Given instruction:
Find the lines with the string "فقال" and return them.

┌─ Extracted information

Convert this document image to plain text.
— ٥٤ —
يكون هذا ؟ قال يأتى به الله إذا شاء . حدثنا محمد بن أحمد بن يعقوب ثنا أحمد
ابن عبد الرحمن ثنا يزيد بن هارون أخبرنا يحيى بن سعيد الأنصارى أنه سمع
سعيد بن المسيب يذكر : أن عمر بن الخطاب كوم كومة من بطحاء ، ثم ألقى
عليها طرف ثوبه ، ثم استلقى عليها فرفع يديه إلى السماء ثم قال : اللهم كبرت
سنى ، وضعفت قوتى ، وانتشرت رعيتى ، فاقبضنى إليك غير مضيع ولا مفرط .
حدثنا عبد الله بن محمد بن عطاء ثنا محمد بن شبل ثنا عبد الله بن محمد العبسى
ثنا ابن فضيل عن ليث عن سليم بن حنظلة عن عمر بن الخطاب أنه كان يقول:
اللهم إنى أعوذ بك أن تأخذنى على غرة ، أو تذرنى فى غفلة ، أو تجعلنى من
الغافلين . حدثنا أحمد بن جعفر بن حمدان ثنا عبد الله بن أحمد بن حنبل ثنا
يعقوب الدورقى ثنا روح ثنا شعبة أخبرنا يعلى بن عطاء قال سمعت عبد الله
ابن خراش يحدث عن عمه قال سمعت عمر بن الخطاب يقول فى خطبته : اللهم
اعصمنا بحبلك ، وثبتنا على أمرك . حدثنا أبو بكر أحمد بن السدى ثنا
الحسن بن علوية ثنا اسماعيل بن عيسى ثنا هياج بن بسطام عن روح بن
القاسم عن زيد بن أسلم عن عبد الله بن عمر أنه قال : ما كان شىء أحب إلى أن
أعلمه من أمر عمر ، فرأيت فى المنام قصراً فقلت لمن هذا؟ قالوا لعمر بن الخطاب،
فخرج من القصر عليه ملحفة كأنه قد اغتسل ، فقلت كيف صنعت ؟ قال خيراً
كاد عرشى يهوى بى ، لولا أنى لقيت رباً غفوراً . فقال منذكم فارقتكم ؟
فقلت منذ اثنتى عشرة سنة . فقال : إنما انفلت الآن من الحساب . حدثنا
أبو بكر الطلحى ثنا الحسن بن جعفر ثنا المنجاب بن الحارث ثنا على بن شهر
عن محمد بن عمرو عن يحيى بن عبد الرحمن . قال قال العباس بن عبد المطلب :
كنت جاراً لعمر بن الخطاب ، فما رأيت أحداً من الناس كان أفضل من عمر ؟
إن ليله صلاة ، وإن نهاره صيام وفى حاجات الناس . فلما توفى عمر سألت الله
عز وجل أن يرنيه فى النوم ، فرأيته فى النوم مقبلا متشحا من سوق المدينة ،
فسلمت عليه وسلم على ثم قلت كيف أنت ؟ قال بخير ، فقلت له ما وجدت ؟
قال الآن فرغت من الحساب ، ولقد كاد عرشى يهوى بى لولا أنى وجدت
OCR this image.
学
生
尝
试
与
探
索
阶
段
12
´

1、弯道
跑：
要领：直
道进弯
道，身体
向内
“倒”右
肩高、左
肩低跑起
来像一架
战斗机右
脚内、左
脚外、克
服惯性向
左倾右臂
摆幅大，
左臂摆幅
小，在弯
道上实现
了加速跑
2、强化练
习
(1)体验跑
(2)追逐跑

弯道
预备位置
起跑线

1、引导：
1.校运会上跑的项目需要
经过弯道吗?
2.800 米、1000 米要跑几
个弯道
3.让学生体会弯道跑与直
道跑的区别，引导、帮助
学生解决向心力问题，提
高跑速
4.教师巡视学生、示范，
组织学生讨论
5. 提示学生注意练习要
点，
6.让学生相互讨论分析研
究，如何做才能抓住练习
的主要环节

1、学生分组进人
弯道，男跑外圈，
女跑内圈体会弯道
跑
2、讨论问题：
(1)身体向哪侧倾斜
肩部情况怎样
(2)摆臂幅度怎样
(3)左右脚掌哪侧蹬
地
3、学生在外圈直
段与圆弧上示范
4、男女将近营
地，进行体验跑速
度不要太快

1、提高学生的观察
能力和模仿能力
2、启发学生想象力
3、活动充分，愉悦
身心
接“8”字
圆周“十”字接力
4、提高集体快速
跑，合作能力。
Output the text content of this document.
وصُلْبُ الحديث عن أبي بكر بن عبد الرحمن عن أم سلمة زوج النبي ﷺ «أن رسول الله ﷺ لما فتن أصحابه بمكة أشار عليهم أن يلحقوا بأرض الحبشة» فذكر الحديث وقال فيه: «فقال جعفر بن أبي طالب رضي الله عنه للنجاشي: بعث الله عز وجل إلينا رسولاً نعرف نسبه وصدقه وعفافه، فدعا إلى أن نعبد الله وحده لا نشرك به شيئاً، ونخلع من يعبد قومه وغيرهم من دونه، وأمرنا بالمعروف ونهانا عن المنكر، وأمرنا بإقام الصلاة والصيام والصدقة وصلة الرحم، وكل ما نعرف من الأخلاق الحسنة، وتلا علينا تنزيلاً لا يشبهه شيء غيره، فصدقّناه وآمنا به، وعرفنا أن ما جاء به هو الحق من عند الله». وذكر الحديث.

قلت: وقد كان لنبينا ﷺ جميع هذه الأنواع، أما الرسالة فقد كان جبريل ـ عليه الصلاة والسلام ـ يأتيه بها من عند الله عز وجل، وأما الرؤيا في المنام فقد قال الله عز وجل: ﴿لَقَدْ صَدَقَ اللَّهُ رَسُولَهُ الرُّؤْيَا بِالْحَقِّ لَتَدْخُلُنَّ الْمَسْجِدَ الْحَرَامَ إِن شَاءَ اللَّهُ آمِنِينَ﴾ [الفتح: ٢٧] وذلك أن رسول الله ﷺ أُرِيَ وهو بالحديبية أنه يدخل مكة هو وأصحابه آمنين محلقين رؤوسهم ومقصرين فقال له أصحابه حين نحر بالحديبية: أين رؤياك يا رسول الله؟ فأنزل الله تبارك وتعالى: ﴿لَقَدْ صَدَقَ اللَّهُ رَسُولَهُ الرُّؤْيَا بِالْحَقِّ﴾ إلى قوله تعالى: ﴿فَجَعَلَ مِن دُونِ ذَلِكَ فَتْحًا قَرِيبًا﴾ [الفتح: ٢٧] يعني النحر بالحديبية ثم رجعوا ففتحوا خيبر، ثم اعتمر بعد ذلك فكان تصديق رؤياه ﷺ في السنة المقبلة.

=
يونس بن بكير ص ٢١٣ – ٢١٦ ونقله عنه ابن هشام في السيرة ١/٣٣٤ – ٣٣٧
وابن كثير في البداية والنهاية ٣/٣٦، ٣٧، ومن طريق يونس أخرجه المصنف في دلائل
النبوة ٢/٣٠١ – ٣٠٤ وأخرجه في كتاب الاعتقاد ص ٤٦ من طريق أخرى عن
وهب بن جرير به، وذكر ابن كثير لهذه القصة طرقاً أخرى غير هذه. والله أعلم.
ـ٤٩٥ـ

└─

Exercise result:
كاد عرشى يهوى بى ، لولا أنى لقيت رباً غفوراً . فقال منذكم فارقتكم ؟
فقلت منذ اثنتى عشرة سنة . فقال : إنما انفلت الآن من الحساب . حدثنا
وصُلْبُ الحديث عن أبي بكر بن عبد الرحمن عن أم سلمة زوج النبي ﷺ «أن رسول الله ﷺ لما فتن أصحابه بمكة أشار عليهم أن يلحقوا بأرض الحبشة» فذكر الحديث وقال فيه: «فقال جعفر بن أبي طالب رضي الله عنه للنجاشي: بعث الله عز وجل إلينا رسولاً نعرف نسبه وصدقه وعفافه، فدعا إلى أن نعبد الله وحده لا نشرك به شيئاً، ونخلع من يعبد قومه وغيرهم من دونه، وأمرنا بالمعروف ونهانا عن المنكر، وأمرنا بإقام الصلاة والصيام والصدقة وصلة الرحم، وكل ما نعرف من الأخلاق الحسنة، وتلا علينا تنزيلاً لا يشبهه شيء غيره، فصدقّناه وآمنا به، وعرفنا أن ما جاء به هو الحق من عند الله». وذكر الحديث.
قلت: وقد كان لنبينا ﷺ جميع هذه الأنواع، أما الرسالة فقد كان جبريل ـ عليه الصلاة والسلام ـ يأتيه بها من عند الله عز وجل، وأما الرؤيا في المنام فقد قال الله عز وجل: ﴿لَقَدْ صَدَقَ اللَّهُ رَسُولَهُ الرُّؤْيَا بِالْحَقِّ لَتَدْخُلُنَّ الْمَسْجِدَ الْحَرَامَ إِن شَاءَ اللَّهُ آمِنِينَ﴾ [الفتح: ٢٧] وذلك أن رسول الله ﷺ أُرِيَ وهو بالحديبية أنه يدخل مكة هو وأصحابه آمنين محلقين رؤوسهم ومقصرين فقال له أصحابه حين نحر بالحديبية: أين رؤياك يا رسول الله؟ فأنزل الله تبارك وتعالى: ﴿لَقَدْ صَدَقَ اللَّهُ رَسُولَهُ الرُّؤْيَا بِالْحَقِّ﴾ إلى قوله تعالى: ﴿فَجَعَلَ مِن دُونِ ذَلِكَ فَتْحًا قَرِيبًا﴾ [الفتح: ٢٧] يعني النحر بالحديبية ثم رجعوا ففتحوا خيبر، ثم اعتمر بعد ذلك فكان تصديق رؤياه ﷺ في السنة المقبلة.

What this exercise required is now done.